#### Task instructions
In the lines below, change every "candle-body" to "candlestick-body" and leave everything else untouched.

#### Provided information

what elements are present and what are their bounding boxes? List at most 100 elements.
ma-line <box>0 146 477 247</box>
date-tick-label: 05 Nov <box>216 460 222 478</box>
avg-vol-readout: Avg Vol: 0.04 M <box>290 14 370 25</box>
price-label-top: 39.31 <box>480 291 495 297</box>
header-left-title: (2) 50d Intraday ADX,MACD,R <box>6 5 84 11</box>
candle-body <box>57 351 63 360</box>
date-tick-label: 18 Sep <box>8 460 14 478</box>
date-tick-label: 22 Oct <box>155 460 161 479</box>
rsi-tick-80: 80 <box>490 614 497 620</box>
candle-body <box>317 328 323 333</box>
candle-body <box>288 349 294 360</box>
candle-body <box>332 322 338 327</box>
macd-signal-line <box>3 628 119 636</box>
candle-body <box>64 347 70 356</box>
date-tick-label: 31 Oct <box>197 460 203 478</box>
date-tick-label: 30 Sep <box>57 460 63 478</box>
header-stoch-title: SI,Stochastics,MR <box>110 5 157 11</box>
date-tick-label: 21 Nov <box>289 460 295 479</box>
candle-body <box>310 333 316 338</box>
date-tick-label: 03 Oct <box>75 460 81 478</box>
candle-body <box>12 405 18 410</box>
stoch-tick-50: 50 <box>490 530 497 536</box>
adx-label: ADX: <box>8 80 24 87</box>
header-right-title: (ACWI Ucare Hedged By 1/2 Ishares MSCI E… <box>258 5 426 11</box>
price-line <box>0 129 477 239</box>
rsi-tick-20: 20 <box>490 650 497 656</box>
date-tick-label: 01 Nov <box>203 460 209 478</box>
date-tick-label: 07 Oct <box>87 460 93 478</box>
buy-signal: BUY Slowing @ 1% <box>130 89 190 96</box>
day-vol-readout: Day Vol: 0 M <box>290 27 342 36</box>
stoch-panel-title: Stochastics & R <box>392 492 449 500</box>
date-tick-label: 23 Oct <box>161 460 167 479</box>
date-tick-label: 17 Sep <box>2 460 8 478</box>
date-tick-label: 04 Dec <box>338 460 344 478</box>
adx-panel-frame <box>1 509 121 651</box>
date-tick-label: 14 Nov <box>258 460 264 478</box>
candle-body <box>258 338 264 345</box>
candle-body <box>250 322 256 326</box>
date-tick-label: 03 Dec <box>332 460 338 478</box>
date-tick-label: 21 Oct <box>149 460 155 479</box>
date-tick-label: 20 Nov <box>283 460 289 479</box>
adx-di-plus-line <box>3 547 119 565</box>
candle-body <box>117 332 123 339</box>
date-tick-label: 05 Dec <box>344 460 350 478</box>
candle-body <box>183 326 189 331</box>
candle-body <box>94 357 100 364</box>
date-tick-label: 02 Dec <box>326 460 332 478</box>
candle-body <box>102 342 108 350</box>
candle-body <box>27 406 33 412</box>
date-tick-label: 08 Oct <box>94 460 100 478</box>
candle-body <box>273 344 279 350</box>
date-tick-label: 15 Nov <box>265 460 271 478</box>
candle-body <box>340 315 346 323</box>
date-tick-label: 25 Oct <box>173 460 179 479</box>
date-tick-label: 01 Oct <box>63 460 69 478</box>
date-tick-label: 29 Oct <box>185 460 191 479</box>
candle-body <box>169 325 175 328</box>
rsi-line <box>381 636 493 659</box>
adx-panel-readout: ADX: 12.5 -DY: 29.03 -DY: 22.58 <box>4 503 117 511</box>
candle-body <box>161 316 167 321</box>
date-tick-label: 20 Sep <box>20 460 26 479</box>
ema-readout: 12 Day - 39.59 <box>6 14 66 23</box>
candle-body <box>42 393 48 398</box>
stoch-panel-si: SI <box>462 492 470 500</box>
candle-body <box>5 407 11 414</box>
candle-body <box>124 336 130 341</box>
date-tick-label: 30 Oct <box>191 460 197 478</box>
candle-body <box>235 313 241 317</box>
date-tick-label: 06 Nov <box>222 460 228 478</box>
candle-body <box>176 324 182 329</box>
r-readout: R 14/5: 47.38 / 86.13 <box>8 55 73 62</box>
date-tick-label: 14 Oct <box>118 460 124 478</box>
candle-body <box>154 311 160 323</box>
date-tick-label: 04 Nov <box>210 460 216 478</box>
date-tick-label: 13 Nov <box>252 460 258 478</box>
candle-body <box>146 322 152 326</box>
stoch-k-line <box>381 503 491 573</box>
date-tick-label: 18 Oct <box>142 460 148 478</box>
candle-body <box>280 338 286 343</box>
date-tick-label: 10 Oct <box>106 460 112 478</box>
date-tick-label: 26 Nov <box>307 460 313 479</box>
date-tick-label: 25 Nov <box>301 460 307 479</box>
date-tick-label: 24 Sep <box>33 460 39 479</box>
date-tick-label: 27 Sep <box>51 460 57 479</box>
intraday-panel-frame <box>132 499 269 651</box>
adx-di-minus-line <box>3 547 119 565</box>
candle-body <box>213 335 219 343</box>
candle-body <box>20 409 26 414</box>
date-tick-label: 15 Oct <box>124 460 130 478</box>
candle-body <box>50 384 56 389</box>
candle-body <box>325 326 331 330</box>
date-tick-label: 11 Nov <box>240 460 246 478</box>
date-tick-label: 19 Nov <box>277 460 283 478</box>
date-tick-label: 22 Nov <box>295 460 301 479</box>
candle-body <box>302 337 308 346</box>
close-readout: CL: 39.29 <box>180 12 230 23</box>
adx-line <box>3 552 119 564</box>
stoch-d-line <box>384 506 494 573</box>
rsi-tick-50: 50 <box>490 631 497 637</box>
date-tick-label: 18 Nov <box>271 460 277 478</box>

#### Problem solution
what elements are present and what are their bounding boxes? List at most 100 elements.
ma-line <box>0 146 477 247</box>
date-tick-label: 05 Nov <box>216 460 222 478</box>
avg-vol-readout: Avg Vol: 0.04 M <box>290 14 370 25</box>
price-label-top: 39.31 <box>480 291 495 297</box>
header-left-title: (2) 50d Intraday ADX,MACD,R <box>6 5 84 11</box>
candlestick-body <box>57 351 63 360</box>
date-tick-label: 18 Sep <box>8 460 14 478</box>
date-tick-label: 22 Oct <box>155 460 161 479</box>
rsi-tick-80: 80 <box>490 614 497 620</box>
candlestick-body <box>317 328 323 333</box>
candlestick-body <box>288 349 294 360</box>
candlestick-body <box>332 322 338 327</box>
macd-signal-line <box>3 628 119 636</box>
candlestick-body <box>64 347 70 356</box>
date-tick-label: 31 Oct <box>197 460 203 478</box>
date-tick-label: 30 Sep <box>57 460 63 478</box>
header-stoch-title: SI,Stochastics,MR <box>110 5 157 11</box>
date-tick-label: 21 Nov <box>289 460 295 479</box>
candlestick-body <box>310 333 316 338</box>
date-tick-label: 03 Oct <box>75 460 81 478</box>
candlestick-body <box>12 405 18 410</box>
stoch-tick-50: 50 <box>490 530 497 536</box>
adx-label: ADX: <box>8 80 24 87</box>
header-right-title: (ACWI Ucare Hedged By 1/2 Ishares MSCI E… <box>258 5 426 11</box>
price-line <box>0 129 477 239</box>
rsi-tick-20: 20 <box>490 650 497 656</box>
date-tick-label: 01 Nov <box>203 460 209 478</box>
date-tick-label: 07 Oct <box>87 460 93 478</box>
buy-signal: BUY Slowing @ 1% <box>130 89 190 96</box>
day-vol-readout: Day Vol: 0 M <box>290 27 342 36</box>
stoch-panel-title: Stochastics & R <box>392 492 449 500</box>
date-tick-label: 23 Oct <box>161 460 167 479</box>
date-tick-label: 17 Sep <box>2 460 8 478</box>
date-tick-label: 04 Dec <box>338 460 344 478</box>
adx-panel-frame <box>1 509 121 651</box>
date-tick-label: 14 Nov <box>258 460 264 478</box>
candlestick-body <box>258 338 264 345</box>
candlestick-body <box>250 322 256 326</box>
date-tick-label: 03 Dec <box>332 460 338 478</box>
date-tick-label: 21 Oct <box>149 460 155 479</box>
date-tick-label: 20 Nov <box>283 460 289 479</box>
adx-di-plus-line <box>3 547 119 565</box>
candlestick-body <box>117 332 123 339</box>
date-tick-label: 05 Dec <box>344 460 350 478</box>
candlestick-body <box>183 326 189 331</box>
candlestick-body <box>94 357 100 364</box>
date-tick-label: 02 Dec <box>326 460 332 478</box>
candlestick-body <box>102 342 108 350</box>
candlestick-body <box>27 406 33 412</box>
date-tick-label: 08 Oct <box>94 460 100 478</box>
candlestick-body <box>273 344 279 350</box>
date-tick-label: 15 Nov <box>265 460 271 478</box>
candlestick-body <box>340 315 346 323</box>
date-tick-label: 25 Oct <box>173 460 179 479</box>
date-tick-label: 01 Oct <box>63 460 69 478</box>
date-tick-label: 29 Oct <box>185 460 191 479</box>
candlestick-body <box>169 325 175 328</box>
rsi-line <box>381 636 493 659</box>
adx-panel-readout: ADX: 12.5 -DY: 29.03 -DY: 22.58 <box>4 503 117 511</box>
candlestick-body <box>161 316 167 321</box>
date-tick-label: 20 Sep <box>20 460 26 479</box>
ema-readout: 12 Day - 39.59 <box>6 14 66 23</box>
candlestick-body <box>42 393 48 398</box>
stoch-panel-si: SI <box>462 492 470 500</box>
candlestick-body <box>5 407 11 414</box>
candlestick-body <box>124 336 130 341</box>
date-tick-label: 30 Oct <box>191 460 197 478</box>
candlestick-body <box>235 313 241 317</box>
date-tick-label: 06 Nov <box>222 460 228 478</box>
candlestick-body <box>176 324 182 329</box>
r-readout: R 14/5: 47.38 / 86.13 <box>8 55 73 62</box>
date-tick-label: 14 Oct <box>118 460 124 478</box>
candlestick-body <box>154 311 160 323</box>
date-tick-label: 04 Nov <box>210 460 216 478</box>
date-tick-label: 13 Nov <box>252 460 258 478</box>
candlestick-body <box>146 322 152 326</box>
stoch-k-line <box>381 503 491 573</box>
date-tick-label: 18 Oct <box>142 460 148 478</box>
candlestick-body <box>280 338 286 343</box>
date-tick-label: 10 Oct <box>106 460 112 478</box>
date-tick-label: 26 Nov <box>307 460 313 479</box>
date-tick-label: 25 Nov <box>301 460 307 479</box>
date-tick-label: 24 Sep <box>33 460 39 479</box>
date-tick-label: 27 Sep <box>51 460 57 479</box>
intraday-panel-frame <box>132 499 269 651</box>
adx-di-minus-line <box>3 547 119 565</box>
candlestick-body <box>213 335 219 343</box>
candlestick-body <box>20 409 26 414</box>
date-tick-label: 15 Oct <box>124 460 130 478</box>
candlestick-body <box>50 384 56 389</box>
candlestick-body <box>325 326 331 330</box>
date-tick-label: 11 Nov <box>240 460 246 478</box>
date-tick-label: 19 Nov <box>277 460 283 478</box>
date-tick-label: 22 Nov <box>295 460 301 479</box>
candlestick-body <box>302 337 308 346</box>
close-readout: CL: 39.29 <box>180 12 230 23</box>
adx-line <box>3 552 119 564</box>
stoch-d-line <box>384 506 494 573</box>
rsi-tick-50: 50 <box>490 631 497 637</box>
date-tick-label: 18 Nov <box>271 460 277 478</box>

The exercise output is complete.